Start of MATERIAL FOR THE TASK
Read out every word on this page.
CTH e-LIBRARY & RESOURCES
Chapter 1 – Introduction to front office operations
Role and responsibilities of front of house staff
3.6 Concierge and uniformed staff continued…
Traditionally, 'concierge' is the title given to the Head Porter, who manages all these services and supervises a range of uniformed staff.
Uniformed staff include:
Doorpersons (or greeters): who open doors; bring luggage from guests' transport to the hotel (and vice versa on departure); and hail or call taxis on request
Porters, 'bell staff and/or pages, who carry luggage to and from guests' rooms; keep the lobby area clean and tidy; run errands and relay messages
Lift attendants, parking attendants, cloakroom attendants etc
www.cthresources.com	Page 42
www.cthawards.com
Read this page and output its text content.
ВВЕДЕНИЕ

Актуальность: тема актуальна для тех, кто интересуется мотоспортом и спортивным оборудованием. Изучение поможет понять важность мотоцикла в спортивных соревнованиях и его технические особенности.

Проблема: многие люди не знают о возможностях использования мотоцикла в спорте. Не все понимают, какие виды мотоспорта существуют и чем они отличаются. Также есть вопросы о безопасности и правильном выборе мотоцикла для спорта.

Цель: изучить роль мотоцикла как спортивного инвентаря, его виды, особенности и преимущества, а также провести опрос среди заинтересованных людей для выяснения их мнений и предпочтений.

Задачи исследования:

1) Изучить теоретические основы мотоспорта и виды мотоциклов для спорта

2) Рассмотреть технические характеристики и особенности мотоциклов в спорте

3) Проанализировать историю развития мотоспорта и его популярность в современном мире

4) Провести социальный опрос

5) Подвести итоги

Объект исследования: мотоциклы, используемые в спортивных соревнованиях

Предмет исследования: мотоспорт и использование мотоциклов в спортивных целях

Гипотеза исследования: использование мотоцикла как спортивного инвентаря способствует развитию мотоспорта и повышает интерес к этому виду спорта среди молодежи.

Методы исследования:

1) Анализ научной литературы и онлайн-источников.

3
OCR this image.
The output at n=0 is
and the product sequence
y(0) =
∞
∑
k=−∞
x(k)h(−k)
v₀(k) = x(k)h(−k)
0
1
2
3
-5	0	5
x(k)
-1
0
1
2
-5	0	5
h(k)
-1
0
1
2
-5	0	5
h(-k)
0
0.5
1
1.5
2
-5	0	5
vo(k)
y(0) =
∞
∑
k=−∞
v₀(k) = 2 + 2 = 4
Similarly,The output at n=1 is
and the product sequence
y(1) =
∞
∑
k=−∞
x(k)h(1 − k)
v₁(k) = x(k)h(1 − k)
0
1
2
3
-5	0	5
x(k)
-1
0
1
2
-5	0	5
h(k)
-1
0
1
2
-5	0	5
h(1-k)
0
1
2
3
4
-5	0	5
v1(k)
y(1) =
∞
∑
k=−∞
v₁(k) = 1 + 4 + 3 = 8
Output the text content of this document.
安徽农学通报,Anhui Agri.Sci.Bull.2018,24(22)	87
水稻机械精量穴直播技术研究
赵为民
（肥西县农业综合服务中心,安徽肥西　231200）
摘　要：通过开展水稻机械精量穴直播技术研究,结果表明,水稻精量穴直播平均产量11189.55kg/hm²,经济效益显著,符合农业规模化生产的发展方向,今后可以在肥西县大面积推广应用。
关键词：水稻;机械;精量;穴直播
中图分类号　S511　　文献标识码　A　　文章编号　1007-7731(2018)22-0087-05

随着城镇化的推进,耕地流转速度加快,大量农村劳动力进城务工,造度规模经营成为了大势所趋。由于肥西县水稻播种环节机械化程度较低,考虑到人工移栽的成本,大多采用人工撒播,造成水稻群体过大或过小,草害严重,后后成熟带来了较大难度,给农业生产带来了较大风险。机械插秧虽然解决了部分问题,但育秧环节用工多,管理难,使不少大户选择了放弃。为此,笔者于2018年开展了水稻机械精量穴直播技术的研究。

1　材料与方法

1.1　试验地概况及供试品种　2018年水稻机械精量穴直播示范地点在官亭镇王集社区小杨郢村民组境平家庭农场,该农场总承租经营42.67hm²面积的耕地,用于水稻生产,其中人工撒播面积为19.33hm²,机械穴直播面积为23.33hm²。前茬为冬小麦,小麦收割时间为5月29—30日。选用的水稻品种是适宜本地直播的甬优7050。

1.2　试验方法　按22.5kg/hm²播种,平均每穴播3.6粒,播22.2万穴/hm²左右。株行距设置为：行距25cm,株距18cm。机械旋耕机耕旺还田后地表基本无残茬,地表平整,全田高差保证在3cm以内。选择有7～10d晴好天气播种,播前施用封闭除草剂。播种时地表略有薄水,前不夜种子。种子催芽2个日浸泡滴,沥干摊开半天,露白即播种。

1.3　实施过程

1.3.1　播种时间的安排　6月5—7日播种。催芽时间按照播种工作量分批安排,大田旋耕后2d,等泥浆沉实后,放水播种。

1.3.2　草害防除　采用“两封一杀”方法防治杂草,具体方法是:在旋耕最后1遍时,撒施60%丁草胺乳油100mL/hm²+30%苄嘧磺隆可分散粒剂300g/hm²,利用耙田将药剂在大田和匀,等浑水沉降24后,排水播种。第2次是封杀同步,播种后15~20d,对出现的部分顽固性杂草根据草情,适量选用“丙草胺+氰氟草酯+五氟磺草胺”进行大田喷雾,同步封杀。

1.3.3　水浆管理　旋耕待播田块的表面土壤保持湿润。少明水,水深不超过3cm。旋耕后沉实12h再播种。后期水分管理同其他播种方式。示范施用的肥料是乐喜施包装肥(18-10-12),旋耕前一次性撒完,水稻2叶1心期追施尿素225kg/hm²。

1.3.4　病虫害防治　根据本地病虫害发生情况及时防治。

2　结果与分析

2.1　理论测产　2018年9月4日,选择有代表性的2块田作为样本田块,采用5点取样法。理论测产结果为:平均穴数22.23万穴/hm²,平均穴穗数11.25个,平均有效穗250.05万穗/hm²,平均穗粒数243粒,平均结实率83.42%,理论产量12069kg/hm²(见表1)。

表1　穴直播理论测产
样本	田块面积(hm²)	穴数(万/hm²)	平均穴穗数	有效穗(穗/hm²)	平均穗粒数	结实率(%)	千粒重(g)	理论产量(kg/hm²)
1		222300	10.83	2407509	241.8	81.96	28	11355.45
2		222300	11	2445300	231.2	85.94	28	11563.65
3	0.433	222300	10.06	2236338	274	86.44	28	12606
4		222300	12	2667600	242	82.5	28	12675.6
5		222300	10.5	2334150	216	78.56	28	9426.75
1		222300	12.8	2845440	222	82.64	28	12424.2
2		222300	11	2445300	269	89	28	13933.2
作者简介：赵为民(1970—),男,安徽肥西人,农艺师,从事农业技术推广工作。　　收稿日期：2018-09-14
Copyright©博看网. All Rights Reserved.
End of MATERIAL FOR THE TASK
| PROBLEM DETAILS |
Copy down the whole of the data above, matching it exactly.

| ANSWER TO THE TASK |
Read out every word on this page.
CTH e-LIBRARY & RESOURCES
Chapter 1 – Introduction to front office operations
Role and responsibilities of front of house staff
3.6 Concierge and uniformed staff continued…
Traditionally, 'concierge' is the title given to the Head Porter, who manages all these services and supervises a range of uniformed staff.
Uniformed staff include:
Doorpersons (or greeters): who open doors; bring luggage from guests' transport to the hotel (and vice versa on departure); and hail or call taxis on request
Porters, 'bell staff and/or pages, who carry luggage to and from guests' rooms; keep the lobby area clean and tidy; run errands and relay messages
Lift attendants, parking attendants, cloakroom attendants etc
www.cthresources.com	Page 42
www.cthawards.com
Read this page and output its text content.
ВВЕДЕНИЕ

Актуальность: тема актуальна для тех, кто интересуется мотоспортом и спортивным оборудованием. Изучение поможет понять важность мотоцикла в спортивных соревнованиях и его технические особенности.

Проблема: многие люди не знают о возможностях использования мотоцикла в спорте. Не все понимают, какие виды мотоспорта существуют и чем они отличаются. Также есть вопросы о безопасности и правильном выборе мотоцикла для спорта.

Цель: изучить роль мотоцикла как спортивного инвентаря, его виды, особенности и преимущества, а также провести опрос среди заинтересованных людей для выяснения их мнений и предпочтений.

Задачи исследования:

1) Изучить теоретические основы мотоспорта и виды мотоциклов для спорта

2) Рассмотреть технические характеристики и особенности мотоциклов в спорте

3) Проанализировать историю развития мотоспорта и его популярность в современном мире

4) Провести социальный опрос

5) Подвести итоги

Объект исследования: мотоциклы, используемые в спортивных соревнованиях

Предмет исследования: мотоспорт и использование мотоциклов в спортивных целях

Гипотеза исследования: использование мотоцикла как спортивного инвентаря способствует развитию мотоспорта и повышает интерес к этому виду спорта среди молодежи.

Методы исследования:

1) Анализ научной литературы и онлайн-источников.

3
OCR this image.
The output at n=0 is
and the product sequence
y(0) =
∞
∑
k=−∞
x(k)h(−k)
v₀(k) = x(k)h(−k)
0
1
2
3
-5	0	5
x(k)
-1
0
1
2
-5	0	5
h(k)
-1
0
1
2
-5	0	5
h(-k)
0
0.5
1
1.5
2
-5	0	5
vo(k)
y(0) =
∞
∑
k=−∞
v₀(k) = 2 + 2 = 4
Similarly,The output at n=1 is
and the product sequence
y(1) =
∞
∑
k=−∞
x(k)h(1 − k)
v₁(k) = x(k)h(1 − k)
0
1
2
3
-5	0	5
x(k)
-1
0
1
2
-5	0	5
h(k)
-1
0
1
2
-5	0	5
h(1-k)
0
1
2
3
4
-5	0	5
v1(k)
y(1) =
∞
∑
k=−∞
v₁(k) = 1 + 4 + 3 = 8
Output the text content of this document.
安徽农学通报,Anhui Agri.Sci.Bull.2018,24(22)	87
水稻机械精量穴直播技术研究
赵为民
（肥西县农业综合服务中心,安徽肥西　231200）
摘　要：通过开展水稻机械精量穴直播技术研究,结果表明,水稻精量穴直播平均产量11189.55kg/hm²,经济效益显著,符合农业规模化生产的发展方向,今后可以在肥西县大面积推广应用。
关键词：水稻;机械;精量;穴直播
中图分类号　S511　　文献标识码　A　　文章编号　1007-7731(2018)22-0087-05

随着城镇化的推进,耕地流转速度加快,大量农村劳动力进城务工,造度规模经营成为了大势所趋。由于肥西县水稻播种环节机械化程度较低,考虑到人工移栽的成本,大多采用人工撒播,造成水稻群体过大或过小,草害严重,后后成熟带来了较大难度,给农业生产带来了较大风险。机械插秧虽然解决了部分问题,但育秧环节用工多,管理难,使不少大户选择了放弃。为此,笔者于2018年开展了水稻机械精量穴直播技术的研究。

1　材料与方法

1.1　试验地概况及供试品种　2018年水稻机械精量穴直播示范地点在官亭镇王集社区小杨郢村民组境平家庭农场,该农场总承租经营42.67hm²面积的耕地,用于水稻生产,其中人工撒播面积为19.33hm²,机械穴直播面积为23.33hm²。前茬为冬小麦,小麦收割时间为5月29—30日。选用的水稻品种是适宜本地直播的甬优7050。

1.2　试验方法　按22.5kg/hm²播种,平均每穴播3.6粒,播22.2万穴/hm²左右。株行距设置为：行距25cm,株距18cm。机械旋耕机耕旺还田后地表基本无残茬,地表平整,全田高差保证在3cm以内。选择有7～10d晴好天气播种,播前施用封闭除草剂。播种时地表略有薄水,前不夜种子。种子催芽2个日浸泡滴,沥干摊开半天,露白即播种。

1.3　实施过程

1.3.1　播种时间的安排　6月5—7日播种。催芽时间按照播种工作量分批安排,大田旋耕后2d,等泥浆沉实后,放水播种。

1.3.2　草害防除　采用“两封一杀”方法防治杂草,具体方法是:在旋耕最后1遍时,撒施60%丁草胺乳油100mL/hm²+30%苄嘧磺隆可分散粒剂300g/hm²,利用耙田将药剂在大田和匀,等浑水沉降24后,排水播种。第2次是封杀同步,播种后15~20d,对出现的部分顽固性杂草根据草情,适量选用“丙草胺+氰氟草酯+五氟磺草胺”进行大田喷雾,同步封杀。

1.3.3　水浆管理　旋耕待播田块的表面土壤保持湿润。少明水,水深不超过3cm。旋耕后沉实12h再播种。后期水分管理同其他播种方式。示范施用的肥料是乐喜施包装肥(18-10-12),旋耕前一次性撒完,水稻2叶1心期追施尿素225kg/hm²。

1.3.4　病虫害防治　根据本地病虫害发生情况及时防治。

2　结果与分析

2.1　理论测产　2018年9月4日,选择有代表性的2块田作为样本田块,采用5点取样法。理论测产结果为:平均穴数22.23万穴/hm²,平均穴穗数11.25个,平均有效穗250.05万穗/hm²,平均穗粒数243粒,平均结实率83.42%,理论产量12069kg/hm²(见表1)。

表1　穴直播理论测产
样本	田块面积(hm²)	穴数(万/hm²)	平均穴穗数	有效穗(穗/hm²)	平均穗粒数	结实率(%)	千粒重(g)	理论产量(kg/hm²)
1		222300	10.83	2407509	241.8	81.96	28	11355.45
2		222300	11	2445300	231.2	85.94	28	11563.65
3	0.433	222300	10.06	2236338	274	86.44	28	12606
4		222300	12	2667600	242	82.5	28	12675.6
5		222300	10.5	2334150	216	78.56	28	9426.75
1		222300	12.8	2845440	222	82.64	28	12424.2
2		222300	11	2445300	269	89	28	13933.2
作者简介：赵为民(1970—),男,安徽肥西人,农艺师,从事农业技术推广工作。　　收稿日期：2018-09-14
Copyright©博看网. All Rights Reserved.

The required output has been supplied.